- **Given exercise**:
Below is a block of records. Copy every line in it that contains the word "Unmilled".

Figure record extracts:
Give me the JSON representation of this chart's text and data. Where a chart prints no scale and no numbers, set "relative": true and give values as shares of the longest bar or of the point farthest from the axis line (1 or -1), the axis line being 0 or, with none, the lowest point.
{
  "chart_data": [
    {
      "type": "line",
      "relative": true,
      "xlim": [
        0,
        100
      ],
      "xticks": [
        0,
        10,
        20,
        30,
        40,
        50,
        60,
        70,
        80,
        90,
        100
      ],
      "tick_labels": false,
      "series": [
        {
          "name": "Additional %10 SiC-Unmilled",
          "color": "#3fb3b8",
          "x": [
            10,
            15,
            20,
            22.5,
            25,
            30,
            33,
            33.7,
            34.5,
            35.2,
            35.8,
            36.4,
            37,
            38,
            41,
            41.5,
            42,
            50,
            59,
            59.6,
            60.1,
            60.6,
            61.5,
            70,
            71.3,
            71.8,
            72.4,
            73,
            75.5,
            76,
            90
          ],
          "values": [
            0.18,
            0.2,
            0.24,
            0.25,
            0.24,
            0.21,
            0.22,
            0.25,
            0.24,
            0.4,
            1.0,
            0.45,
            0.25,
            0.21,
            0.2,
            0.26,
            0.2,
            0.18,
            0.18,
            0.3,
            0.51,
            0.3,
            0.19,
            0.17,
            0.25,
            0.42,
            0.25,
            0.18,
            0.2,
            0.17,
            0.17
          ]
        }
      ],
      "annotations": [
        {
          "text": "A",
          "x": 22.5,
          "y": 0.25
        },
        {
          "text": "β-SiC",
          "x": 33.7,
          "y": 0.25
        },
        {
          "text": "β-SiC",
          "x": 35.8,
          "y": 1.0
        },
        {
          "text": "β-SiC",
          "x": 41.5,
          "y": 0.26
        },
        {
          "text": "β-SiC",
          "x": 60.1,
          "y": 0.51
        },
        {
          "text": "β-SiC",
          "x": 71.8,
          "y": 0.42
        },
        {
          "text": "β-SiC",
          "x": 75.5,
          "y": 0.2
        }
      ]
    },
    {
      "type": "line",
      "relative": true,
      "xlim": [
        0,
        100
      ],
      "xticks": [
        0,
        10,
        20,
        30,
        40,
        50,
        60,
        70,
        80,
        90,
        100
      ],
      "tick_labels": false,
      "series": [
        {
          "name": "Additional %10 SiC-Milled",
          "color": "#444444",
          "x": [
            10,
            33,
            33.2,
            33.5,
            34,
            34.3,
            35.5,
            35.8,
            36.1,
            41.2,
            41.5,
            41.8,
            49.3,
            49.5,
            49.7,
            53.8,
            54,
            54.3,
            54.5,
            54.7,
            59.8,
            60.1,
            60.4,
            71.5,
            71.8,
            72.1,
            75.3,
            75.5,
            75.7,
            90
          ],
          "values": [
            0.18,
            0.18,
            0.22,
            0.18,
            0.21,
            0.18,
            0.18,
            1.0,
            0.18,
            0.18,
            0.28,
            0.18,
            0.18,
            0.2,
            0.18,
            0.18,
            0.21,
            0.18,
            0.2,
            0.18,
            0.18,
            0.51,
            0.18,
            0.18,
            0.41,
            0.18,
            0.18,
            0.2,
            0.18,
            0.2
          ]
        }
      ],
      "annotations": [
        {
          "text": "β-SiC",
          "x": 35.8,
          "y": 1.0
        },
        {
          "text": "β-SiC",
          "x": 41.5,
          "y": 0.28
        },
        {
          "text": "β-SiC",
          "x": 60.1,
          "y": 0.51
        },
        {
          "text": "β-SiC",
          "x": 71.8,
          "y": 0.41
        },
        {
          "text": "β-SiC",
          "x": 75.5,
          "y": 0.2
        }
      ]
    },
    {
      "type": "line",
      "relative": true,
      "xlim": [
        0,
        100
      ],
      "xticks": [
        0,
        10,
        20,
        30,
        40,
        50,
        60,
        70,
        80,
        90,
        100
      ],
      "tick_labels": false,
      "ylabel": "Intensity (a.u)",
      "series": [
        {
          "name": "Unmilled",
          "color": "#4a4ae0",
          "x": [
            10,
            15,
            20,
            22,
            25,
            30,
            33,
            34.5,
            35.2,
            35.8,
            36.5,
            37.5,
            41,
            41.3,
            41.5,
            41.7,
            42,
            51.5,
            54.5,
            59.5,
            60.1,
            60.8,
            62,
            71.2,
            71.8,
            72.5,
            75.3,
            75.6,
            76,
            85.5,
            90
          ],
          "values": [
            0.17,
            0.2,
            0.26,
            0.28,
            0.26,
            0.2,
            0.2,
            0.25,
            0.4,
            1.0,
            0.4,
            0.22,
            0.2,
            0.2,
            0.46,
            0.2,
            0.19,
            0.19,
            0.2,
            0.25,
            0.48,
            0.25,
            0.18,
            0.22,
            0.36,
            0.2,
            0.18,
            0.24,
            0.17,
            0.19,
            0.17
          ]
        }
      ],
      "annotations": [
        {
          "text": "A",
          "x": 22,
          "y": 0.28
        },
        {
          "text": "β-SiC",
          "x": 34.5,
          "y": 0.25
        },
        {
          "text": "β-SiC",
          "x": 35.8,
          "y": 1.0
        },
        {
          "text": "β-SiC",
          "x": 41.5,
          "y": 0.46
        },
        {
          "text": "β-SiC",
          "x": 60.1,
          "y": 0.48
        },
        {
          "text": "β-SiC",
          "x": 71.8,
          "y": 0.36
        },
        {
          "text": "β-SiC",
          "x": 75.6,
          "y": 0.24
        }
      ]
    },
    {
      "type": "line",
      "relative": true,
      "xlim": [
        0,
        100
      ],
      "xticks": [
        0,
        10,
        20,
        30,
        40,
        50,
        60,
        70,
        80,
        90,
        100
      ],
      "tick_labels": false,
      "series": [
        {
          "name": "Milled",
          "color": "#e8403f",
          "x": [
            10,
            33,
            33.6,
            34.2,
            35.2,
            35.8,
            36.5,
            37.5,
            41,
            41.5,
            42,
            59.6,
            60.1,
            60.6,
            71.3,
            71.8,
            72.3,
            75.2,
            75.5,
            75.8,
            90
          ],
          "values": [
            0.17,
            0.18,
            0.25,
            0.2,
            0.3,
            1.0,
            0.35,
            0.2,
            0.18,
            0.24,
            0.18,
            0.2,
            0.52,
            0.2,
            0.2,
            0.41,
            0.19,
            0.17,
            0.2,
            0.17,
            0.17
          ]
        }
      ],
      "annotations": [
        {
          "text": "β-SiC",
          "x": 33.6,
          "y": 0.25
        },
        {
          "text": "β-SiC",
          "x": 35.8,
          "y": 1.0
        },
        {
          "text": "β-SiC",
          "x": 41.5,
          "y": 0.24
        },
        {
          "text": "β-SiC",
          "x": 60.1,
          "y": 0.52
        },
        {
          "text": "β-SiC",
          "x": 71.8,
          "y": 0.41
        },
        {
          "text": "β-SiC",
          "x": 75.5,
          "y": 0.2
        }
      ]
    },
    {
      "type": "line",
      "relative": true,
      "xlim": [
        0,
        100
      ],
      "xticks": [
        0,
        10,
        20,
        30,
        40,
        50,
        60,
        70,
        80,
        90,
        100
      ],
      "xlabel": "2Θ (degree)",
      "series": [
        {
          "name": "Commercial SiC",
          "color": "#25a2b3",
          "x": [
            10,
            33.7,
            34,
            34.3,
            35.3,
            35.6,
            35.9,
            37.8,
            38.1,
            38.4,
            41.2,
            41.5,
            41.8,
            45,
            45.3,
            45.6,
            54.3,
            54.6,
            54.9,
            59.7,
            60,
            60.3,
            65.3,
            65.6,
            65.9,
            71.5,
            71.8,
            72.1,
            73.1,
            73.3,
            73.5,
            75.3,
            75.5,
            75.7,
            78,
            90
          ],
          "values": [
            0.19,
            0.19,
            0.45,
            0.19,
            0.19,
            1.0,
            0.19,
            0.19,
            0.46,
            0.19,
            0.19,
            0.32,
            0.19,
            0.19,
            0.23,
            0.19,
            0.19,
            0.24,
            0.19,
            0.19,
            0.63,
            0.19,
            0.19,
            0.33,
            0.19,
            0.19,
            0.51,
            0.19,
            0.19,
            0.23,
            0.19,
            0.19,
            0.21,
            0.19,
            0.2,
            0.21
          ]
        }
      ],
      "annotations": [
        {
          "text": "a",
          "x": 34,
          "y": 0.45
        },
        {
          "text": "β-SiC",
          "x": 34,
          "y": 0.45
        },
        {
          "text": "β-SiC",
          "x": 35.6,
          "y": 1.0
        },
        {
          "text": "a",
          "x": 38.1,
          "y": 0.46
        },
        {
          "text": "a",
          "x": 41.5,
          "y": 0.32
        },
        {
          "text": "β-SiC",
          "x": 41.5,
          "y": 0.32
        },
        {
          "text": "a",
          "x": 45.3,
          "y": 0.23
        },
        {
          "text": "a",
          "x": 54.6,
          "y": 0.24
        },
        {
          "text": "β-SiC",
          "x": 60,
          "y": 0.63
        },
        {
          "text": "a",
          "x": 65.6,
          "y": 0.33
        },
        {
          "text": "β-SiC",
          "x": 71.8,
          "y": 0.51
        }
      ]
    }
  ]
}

- **Exercise answer**:
          "name": "Additional %10 SiC-Unmilled",
          "name": "Unmilled",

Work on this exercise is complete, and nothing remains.